What is being asked
Copy each line of the records that contains the word "spülen".

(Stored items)

┄┄┄┄┄┄┄┄┄┄┄┄┄┄┄┄┄┄┄┄

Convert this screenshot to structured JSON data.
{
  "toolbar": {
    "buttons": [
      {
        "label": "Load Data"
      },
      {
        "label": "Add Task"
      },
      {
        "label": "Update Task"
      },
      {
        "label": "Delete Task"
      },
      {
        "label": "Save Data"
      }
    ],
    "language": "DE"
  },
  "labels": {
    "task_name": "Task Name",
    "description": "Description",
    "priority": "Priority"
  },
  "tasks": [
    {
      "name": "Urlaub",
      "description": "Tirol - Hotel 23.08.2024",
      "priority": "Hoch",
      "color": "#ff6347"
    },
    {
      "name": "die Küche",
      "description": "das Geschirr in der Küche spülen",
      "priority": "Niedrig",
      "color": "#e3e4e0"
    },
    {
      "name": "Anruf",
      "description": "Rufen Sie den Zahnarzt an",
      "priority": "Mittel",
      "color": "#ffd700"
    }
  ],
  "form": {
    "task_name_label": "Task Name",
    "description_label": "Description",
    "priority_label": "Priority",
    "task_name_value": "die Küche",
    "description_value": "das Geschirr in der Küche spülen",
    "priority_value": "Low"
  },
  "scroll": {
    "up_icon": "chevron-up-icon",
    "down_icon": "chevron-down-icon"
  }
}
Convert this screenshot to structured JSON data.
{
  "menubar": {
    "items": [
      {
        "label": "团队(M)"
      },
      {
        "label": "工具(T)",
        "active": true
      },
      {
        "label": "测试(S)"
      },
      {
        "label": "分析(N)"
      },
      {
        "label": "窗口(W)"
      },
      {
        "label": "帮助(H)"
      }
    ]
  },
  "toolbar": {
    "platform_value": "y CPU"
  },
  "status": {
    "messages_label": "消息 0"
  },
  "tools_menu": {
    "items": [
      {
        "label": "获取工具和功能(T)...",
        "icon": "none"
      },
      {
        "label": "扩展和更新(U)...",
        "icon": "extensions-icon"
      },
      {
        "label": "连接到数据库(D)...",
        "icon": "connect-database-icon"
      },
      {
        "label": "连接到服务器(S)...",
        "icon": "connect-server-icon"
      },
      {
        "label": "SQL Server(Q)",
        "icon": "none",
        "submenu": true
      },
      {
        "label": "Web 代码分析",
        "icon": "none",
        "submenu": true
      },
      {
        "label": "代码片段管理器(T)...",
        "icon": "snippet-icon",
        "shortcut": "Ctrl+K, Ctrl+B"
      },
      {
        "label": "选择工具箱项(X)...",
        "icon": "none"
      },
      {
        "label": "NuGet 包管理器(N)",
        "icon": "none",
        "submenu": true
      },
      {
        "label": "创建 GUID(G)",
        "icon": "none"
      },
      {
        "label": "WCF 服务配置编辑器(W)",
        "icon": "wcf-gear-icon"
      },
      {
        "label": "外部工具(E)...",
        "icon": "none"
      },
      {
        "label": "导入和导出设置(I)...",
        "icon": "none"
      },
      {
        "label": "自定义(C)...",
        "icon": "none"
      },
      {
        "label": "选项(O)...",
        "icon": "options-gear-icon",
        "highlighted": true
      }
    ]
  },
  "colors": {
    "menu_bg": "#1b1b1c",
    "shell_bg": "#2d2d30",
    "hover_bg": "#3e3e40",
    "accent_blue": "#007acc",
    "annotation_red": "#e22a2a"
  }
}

┄┄┄┄┄┄┄┄┄┄┄┄┄┄┄┄┄┄┄┄

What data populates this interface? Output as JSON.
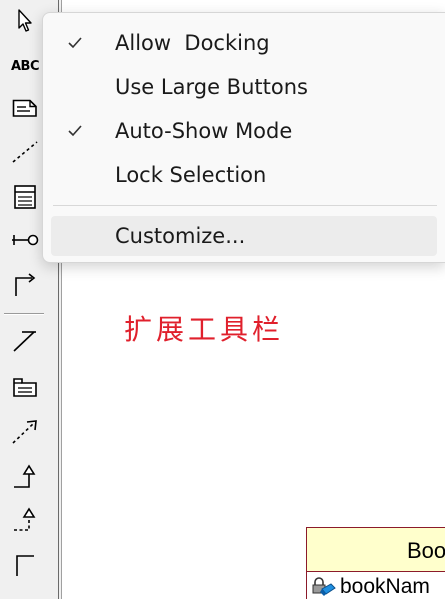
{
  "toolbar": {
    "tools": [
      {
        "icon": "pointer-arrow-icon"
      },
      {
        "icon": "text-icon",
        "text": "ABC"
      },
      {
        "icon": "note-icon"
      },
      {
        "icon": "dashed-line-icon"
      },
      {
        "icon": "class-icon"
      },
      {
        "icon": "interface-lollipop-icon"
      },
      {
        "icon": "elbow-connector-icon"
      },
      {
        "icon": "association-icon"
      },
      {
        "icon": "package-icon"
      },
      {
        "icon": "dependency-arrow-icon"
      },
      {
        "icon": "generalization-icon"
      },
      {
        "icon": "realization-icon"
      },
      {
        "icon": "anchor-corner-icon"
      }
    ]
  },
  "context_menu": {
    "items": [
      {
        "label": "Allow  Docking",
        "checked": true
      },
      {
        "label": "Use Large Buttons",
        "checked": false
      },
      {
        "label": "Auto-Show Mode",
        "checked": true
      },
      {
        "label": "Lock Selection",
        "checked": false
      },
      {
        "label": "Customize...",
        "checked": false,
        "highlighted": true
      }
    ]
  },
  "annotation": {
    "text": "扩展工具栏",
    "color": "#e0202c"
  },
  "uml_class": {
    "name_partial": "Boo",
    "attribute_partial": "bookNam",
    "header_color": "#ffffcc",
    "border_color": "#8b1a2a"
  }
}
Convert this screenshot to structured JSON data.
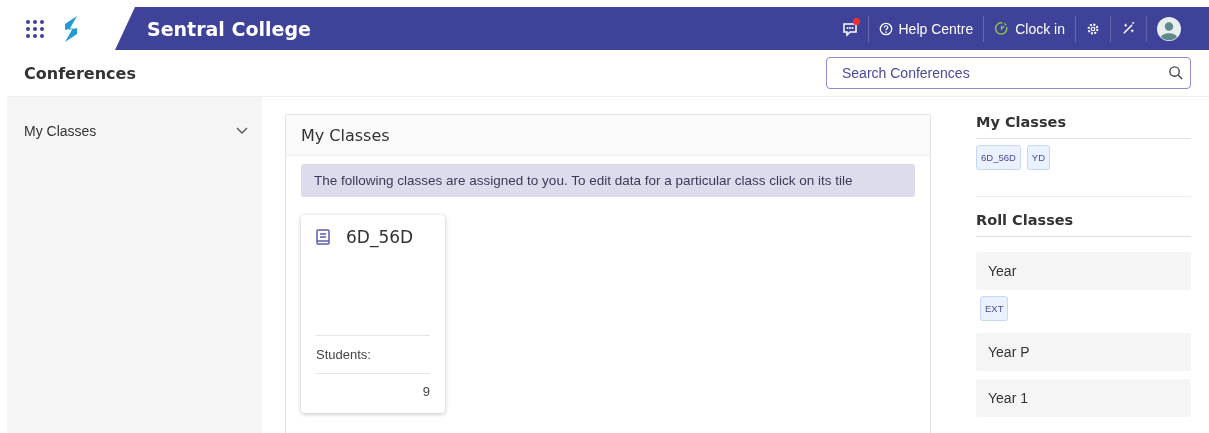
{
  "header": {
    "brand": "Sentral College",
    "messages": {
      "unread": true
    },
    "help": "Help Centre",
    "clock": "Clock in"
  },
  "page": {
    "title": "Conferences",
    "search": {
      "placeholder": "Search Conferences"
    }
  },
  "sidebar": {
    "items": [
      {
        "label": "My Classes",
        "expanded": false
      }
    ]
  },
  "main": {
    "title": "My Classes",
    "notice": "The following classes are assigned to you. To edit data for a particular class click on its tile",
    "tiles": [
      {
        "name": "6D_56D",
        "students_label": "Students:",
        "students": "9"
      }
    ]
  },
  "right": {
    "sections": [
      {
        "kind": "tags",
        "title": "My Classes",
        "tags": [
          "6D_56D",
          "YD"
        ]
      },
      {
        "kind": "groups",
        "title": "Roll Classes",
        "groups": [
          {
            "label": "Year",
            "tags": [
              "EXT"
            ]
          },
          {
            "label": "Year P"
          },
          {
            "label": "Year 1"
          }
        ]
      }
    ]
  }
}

┄┄┄┄┄┄┄┄┄┄┄┄┄┄┄┄┄┄┄┄

Complete response
      "description": "das Geschirr in der Küche spülen",
    "description_value": "das Geschirr in der Küche spülen",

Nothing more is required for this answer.